__Goal__
Write out each line in which the string "VERIFYONLY" is present.

--------------------------------------------------

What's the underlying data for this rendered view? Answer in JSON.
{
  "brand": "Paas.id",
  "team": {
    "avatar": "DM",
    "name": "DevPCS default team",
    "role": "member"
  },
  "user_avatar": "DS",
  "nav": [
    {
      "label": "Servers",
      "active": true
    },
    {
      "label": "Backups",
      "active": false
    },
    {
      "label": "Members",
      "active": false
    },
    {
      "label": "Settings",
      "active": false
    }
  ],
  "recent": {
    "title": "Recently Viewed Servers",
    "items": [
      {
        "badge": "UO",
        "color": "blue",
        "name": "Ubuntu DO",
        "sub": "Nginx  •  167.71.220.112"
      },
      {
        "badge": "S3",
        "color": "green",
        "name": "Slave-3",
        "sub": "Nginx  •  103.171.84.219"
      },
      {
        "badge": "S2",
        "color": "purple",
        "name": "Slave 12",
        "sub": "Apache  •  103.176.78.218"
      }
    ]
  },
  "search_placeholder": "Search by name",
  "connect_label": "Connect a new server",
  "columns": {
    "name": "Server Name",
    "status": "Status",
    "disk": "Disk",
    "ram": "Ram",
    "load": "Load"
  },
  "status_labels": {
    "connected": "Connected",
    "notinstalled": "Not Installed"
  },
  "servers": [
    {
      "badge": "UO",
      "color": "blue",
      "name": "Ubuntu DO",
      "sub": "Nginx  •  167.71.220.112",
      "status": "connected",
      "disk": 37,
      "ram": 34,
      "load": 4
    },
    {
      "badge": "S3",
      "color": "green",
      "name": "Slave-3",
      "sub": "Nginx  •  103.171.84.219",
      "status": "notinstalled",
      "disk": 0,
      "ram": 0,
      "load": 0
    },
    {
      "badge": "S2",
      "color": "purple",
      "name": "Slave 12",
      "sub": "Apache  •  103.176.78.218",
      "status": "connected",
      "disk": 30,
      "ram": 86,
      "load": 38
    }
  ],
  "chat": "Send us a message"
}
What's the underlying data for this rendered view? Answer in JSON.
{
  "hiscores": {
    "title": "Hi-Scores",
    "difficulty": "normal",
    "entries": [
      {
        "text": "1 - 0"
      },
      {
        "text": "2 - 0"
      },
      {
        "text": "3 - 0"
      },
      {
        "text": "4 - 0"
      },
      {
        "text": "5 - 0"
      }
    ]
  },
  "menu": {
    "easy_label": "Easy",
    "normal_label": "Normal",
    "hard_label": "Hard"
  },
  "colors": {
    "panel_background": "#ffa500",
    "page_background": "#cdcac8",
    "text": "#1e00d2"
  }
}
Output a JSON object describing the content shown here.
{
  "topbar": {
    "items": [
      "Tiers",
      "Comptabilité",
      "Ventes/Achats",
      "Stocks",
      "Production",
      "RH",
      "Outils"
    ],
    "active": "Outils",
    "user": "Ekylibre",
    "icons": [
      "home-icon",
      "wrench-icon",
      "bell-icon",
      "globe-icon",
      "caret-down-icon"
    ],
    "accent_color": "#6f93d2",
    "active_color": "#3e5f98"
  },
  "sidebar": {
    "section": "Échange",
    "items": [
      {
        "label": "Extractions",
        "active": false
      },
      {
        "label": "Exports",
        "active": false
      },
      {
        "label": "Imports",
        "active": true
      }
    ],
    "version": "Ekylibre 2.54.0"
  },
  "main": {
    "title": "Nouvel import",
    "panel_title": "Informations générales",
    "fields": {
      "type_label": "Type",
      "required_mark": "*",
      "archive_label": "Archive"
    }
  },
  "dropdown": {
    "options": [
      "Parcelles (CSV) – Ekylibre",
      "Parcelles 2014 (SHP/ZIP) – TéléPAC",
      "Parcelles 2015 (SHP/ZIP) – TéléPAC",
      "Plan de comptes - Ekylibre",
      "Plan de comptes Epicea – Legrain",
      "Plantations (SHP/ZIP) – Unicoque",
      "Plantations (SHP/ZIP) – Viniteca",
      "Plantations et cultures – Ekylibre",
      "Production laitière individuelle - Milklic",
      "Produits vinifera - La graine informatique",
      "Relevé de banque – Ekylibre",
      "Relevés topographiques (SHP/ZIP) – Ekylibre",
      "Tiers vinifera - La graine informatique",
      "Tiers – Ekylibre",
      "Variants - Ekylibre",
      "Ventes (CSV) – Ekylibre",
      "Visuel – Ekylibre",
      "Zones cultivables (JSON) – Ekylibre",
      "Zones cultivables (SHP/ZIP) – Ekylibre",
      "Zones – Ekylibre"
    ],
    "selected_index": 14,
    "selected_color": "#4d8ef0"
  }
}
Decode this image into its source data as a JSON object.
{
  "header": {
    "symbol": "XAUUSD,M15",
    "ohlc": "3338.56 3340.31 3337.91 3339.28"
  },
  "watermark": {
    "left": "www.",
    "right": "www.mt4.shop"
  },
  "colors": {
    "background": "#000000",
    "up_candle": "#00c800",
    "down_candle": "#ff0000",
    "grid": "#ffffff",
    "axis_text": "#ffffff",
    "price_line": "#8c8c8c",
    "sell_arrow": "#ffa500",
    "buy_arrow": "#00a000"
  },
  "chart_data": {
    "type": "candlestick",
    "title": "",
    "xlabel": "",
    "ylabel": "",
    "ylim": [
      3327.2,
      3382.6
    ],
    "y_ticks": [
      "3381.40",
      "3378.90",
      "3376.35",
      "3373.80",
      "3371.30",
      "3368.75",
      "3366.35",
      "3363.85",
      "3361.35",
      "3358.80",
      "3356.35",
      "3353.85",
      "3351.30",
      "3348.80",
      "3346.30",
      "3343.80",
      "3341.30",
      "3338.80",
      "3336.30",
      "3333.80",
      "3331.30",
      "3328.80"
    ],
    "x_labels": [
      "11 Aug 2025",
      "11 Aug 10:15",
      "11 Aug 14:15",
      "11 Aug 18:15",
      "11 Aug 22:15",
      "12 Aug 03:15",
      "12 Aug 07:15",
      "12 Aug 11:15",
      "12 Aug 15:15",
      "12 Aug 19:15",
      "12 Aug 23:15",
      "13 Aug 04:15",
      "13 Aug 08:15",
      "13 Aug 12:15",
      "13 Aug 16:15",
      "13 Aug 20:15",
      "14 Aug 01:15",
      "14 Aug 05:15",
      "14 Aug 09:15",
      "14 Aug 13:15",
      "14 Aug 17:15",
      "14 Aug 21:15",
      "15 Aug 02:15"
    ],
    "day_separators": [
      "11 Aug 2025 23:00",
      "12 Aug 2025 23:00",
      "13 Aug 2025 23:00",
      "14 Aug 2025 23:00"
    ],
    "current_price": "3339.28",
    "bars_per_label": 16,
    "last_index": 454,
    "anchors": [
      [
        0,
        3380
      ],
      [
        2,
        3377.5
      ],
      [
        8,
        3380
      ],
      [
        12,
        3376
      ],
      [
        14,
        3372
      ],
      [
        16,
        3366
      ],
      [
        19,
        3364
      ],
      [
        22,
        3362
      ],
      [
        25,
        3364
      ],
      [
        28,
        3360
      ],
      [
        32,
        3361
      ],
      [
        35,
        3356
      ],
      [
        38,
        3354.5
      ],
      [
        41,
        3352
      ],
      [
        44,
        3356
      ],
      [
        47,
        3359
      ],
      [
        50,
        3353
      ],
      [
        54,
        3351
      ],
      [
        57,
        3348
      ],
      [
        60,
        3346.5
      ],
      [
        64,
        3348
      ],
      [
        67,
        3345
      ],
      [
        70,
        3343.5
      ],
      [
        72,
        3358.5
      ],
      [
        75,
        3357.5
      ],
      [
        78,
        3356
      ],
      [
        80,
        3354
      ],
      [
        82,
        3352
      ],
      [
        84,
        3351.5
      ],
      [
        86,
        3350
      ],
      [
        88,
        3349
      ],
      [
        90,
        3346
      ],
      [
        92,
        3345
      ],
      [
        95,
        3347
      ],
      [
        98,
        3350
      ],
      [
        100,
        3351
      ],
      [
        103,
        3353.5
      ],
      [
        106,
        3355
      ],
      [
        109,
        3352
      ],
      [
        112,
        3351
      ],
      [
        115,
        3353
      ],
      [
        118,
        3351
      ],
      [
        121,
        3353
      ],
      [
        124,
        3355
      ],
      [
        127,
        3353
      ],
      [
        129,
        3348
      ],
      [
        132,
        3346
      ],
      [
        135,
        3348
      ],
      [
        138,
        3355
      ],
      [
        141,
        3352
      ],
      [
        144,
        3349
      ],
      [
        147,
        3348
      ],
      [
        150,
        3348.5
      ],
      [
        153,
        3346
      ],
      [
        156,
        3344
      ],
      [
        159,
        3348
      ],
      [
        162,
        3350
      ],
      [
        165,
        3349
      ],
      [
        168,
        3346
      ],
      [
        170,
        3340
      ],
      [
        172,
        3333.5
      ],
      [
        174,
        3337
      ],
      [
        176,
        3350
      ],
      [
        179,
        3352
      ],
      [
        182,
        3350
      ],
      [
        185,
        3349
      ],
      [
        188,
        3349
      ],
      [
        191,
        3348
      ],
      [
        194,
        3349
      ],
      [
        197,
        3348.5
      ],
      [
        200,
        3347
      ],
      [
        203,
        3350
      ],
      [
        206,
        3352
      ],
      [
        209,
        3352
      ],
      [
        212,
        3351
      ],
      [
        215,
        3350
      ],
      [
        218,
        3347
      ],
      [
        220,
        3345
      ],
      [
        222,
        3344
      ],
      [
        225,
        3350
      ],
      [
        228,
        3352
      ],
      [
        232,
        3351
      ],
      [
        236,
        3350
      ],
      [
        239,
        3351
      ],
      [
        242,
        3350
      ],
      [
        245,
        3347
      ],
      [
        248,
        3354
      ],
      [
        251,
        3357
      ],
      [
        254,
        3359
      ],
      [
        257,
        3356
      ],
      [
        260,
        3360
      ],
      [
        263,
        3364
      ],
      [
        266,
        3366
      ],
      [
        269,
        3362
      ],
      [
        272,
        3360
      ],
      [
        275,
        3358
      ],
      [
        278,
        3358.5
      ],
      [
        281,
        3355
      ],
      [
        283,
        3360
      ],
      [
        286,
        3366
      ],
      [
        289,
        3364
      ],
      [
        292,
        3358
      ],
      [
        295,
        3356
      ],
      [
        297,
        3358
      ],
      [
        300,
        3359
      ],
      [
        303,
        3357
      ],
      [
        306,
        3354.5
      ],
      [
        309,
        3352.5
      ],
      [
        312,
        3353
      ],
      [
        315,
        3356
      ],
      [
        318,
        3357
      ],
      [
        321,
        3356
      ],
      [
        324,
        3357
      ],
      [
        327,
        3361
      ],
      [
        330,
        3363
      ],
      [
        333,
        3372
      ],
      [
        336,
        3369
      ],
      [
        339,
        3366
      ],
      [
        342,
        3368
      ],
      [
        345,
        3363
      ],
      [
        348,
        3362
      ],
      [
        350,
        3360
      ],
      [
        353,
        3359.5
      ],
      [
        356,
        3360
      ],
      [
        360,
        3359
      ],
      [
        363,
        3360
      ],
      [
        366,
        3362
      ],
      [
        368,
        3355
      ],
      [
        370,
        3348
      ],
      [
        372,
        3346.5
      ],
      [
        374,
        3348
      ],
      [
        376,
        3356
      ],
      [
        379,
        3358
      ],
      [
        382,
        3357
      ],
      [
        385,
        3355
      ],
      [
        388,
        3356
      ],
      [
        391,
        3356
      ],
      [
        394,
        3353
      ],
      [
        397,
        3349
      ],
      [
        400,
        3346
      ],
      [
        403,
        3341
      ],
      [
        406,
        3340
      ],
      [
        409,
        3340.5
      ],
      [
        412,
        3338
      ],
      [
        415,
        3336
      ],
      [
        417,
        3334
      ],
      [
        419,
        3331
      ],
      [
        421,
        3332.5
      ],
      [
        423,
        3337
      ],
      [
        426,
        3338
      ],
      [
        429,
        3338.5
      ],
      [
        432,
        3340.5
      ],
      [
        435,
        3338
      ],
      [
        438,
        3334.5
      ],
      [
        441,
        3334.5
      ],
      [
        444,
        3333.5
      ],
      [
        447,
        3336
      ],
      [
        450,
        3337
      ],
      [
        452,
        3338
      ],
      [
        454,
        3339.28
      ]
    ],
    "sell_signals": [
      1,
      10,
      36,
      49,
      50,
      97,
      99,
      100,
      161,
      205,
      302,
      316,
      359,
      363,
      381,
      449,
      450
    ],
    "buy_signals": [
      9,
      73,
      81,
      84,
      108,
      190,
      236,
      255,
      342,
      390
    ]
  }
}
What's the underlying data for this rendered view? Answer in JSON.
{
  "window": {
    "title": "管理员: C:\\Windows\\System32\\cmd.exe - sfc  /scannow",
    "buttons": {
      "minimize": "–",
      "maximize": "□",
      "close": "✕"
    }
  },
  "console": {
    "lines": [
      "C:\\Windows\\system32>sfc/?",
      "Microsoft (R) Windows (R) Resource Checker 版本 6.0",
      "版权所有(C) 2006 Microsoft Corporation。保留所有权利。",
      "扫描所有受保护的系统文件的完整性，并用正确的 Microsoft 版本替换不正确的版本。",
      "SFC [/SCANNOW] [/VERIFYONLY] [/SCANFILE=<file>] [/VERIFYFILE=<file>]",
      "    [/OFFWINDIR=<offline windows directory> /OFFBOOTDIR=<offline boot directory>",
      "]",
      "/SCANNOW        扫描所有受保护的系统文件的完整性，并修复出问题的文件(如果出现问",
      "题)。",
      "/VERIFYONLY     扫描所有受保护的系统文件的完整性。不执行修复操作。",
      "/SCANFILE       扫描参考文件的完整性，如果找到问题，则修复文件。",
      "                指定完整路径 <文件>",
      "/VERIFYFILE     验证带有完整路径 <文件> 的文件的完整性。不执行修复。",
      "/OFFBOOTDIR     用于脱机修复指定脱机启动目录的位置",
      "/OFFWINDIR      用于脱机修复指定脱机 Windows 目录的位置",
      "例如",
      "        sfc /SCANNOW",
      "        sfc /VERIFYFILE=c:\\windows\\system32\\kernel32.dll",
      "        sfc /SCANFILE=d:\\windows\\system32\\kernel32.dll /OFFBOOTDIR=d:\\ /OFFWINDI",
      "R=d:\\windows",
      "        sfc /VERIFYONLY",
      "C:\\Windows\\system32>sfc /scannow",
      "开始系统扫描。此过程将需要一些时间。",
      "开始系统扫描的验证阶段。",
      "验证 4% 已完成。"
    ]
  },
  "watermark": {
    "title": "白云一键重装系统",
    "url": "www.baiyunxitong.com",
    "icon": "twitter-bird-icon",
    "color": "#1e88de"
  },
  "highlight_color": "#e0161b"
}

--------------------------------------------------

__The output__
      "SFC [/SCANNOW] [/VERIFYONLY] [/SCANFILE=<file>] [/VERIFYFILE=<file>]",
      "/VERIFYONLY     扫描所有受保护的系统文件的完整性。不执行修复操作。",
      "        sfc /VERIFYONLY",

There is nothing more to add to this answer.